[Rows from a figure dataset]
--------------------

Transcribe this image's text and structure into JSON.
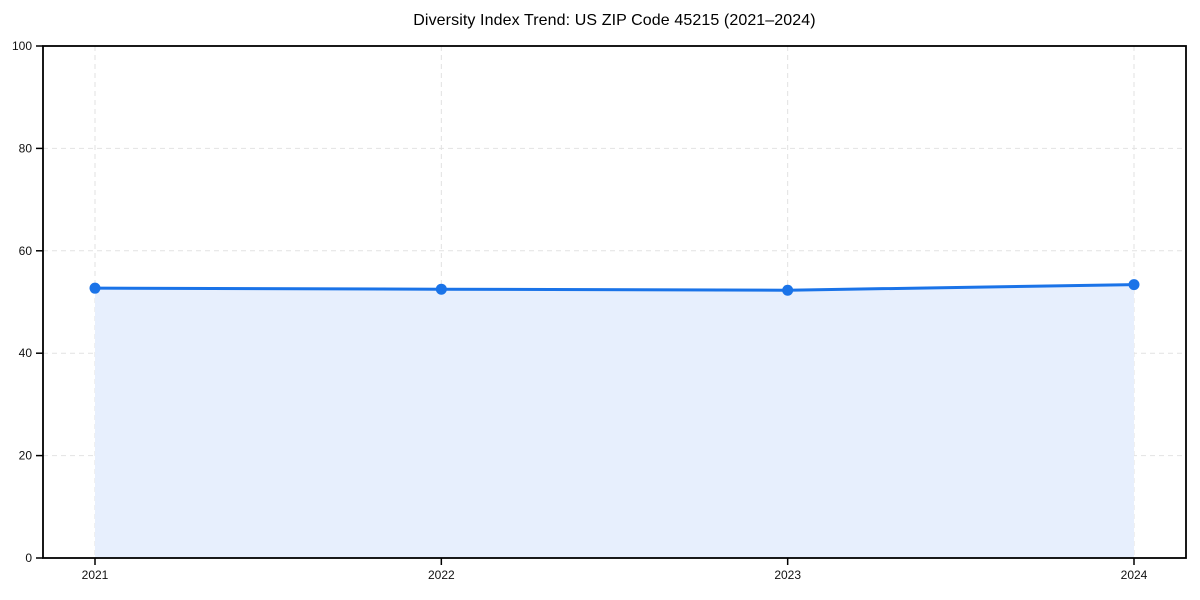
{
  "chart_data": {
    "type": "area",
    "title": "Diversity Index Trend: US ZIP Code 45215 (2021–2024)",
    "categories": [
      "2021",
      "2022",
      "2023",
      "2024"
    ],
    "series": [
      {
        "name": "Diversity Index",
        "values": [
          52.7,
          52.5,
          52.3,
          53.4
        ]
      }
    ],
    "xlabel": "",
    "ylabel": "",
    "ylim": [
      0,
      100
    ],
    "y_ticks": [
      0,
      20,
      40,
      60,
      80,
      100
    ],
    "grid": "dashed-both-axes",
    "legend": "none",
    "marker": "circle",
    "colors": {
      "line": "#1a73e8",
      "marker": "#1a73e8",
      "fill": "#e7effd",
      "grid": "#e2e2e2",
      "axis": "#000000",
      "text": "#111111",
      "background": "#ffffff"
    }
  }
}
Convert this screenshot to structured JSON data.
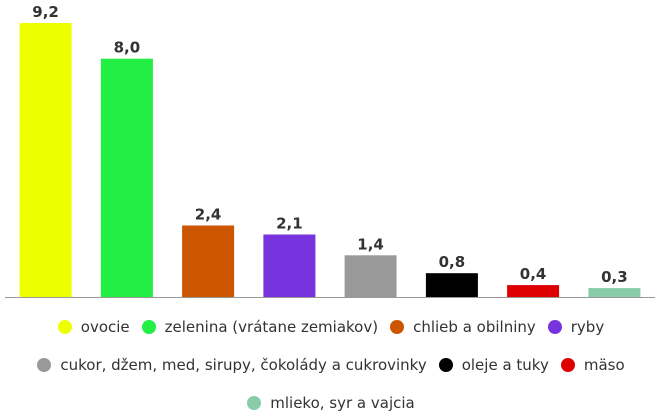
{
  "chart_data": {
    "type": "bar",
    "categories": [
      "ovocie",
      "zelenina (vrátane zemiakov)",
      "chlieb a obilniny",
      "ryby",
      "cukor, džem, med, sirupy, čokolády a cukrovinky",
      "oleje a tuky",
      "mäso",
      "mlieko, syr a vajcia"
    ],
    "values": [
      9.2,
      8.0,
      2.4,
      2.1,
      1.4,
      0.8,
      0.4,
      0.3
    ],
    "value_labels": [
      "9,2",
      "8,0",
      "2,4",
      "2,1",
      "1,4",
      "0,8",
      "0,4",
      "0,3"
    ],
    "colors": [
      "#eeff00",
      "#22ee44",
      "#cc5500",
      "#7733dd",
      "#999999",
      "#000000",
      "#dd0000",
      "#88ccaa"
    ],
    "title": "",
    "xlabel": "",
    "ylabel": "",
    "ylim": [
      0,
      9.2
    ],
    "grid": false,
    "legend_position": "bottom"
  }
}
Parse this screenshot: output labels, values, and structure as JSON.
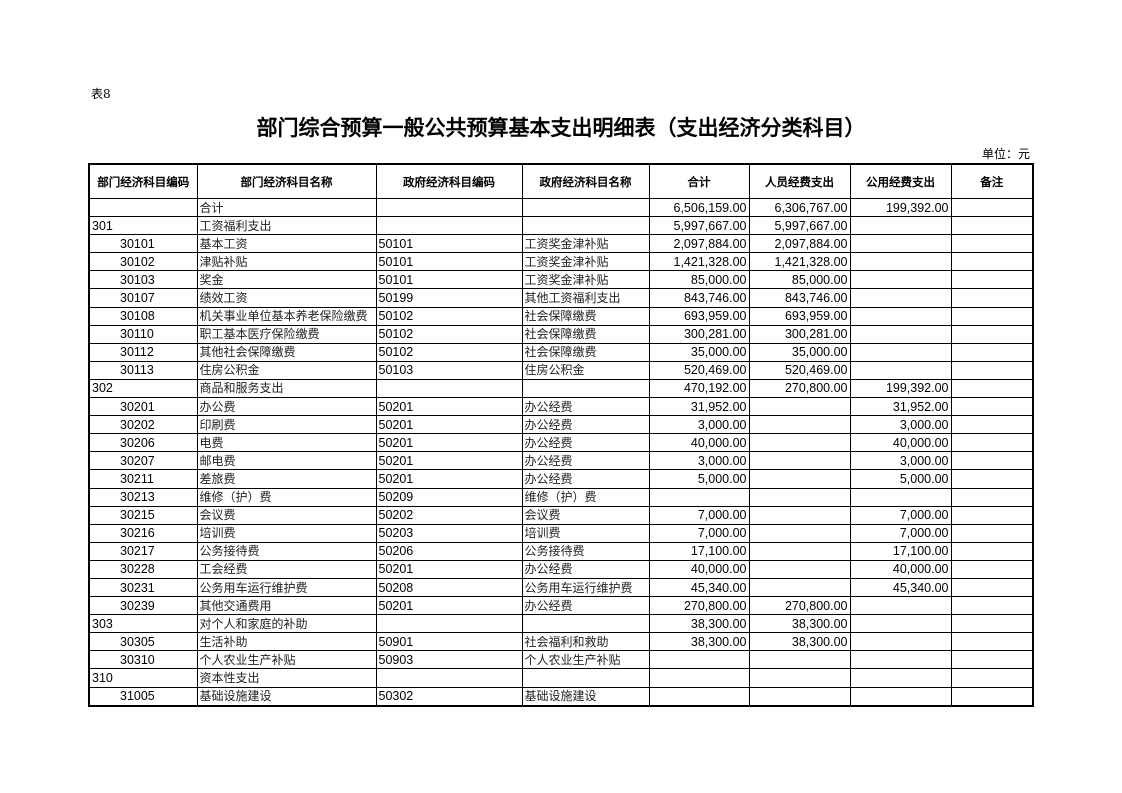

--------------------

Do not include the images; transcribe the rest of the listing exactly.

Transcribe this image's text and structure into JSON.
{
  "chart_data": {
    "type": "area",
    "title": "Diversity Index Trend: US ZIP Code 45215 (2021–2024)",
    "categories": [
      "2021",
      "2022",
      "2023",
      "2024"
    ],
    "series": [
      {
        "name": "Diversity Index",
        "values": [
          52.7,
          52.5,
          52.3,
          53.4
        ]
      }
    ],
    "xlabel": "",
    "ylabel": "",
    "ylim": [
      0,
      100
    ],
    "y_ticks": [
      0,
      20,
      40,
      60,
      80,
      100
    ],
    "grid": "dashed-both-axes",
    "legend": "none",
    "marker": "circle",
    "colors": {
      "line": "#1a73e8",
      "marker": "#1a73e8",
      "fill": "#e7effd",
      "grid": "#e2e2e2",
      "axis": "#000000",
      "text": "#111111",
      "background": "#ffffff"
    }
  }
}
Convert this screenshot to structured JSON data.
{
  "chart_data": {
    "type": "bar",
    "categories": [
      "ovocie",
      "zelenina (vrátane zemiakov)",
      "chlieb a obilniny",
      "ryby",
      "cukor, džem, med, sirupy, čokolády a cukrovinky",
      "oleje a tuky",
      "mäso",
      "mlieko, syr a vajcia"
    ],
    "values": [
      9.2,
      8.0,
      2.4,
      2.1,
      1.4,
      0.8,
      0.4,
      0.3
    ],
    "value_labels": [
      "9,2",
      "8,0",
      "2,4",
      "2,1",
      "1,4",
      "0,8",
      "0,4",
      "0,3"
    ],
    "colors": [
      "#eeff00",
      "#22ee44",
      "#cc5500",
      "#7733dd",
      "#999999",
      "#000000",
      "#dd0000",
      "#88ccaa"
    ],
    "title": "",
    "xlabel": "",
    "ylabel": "",
    "ylim": [
      0,
      9.2
    ],
    "grid": false,
    "legend_position": "bottom"
  }
}
Parse this screenshot: output labels, values, and structure as JSON.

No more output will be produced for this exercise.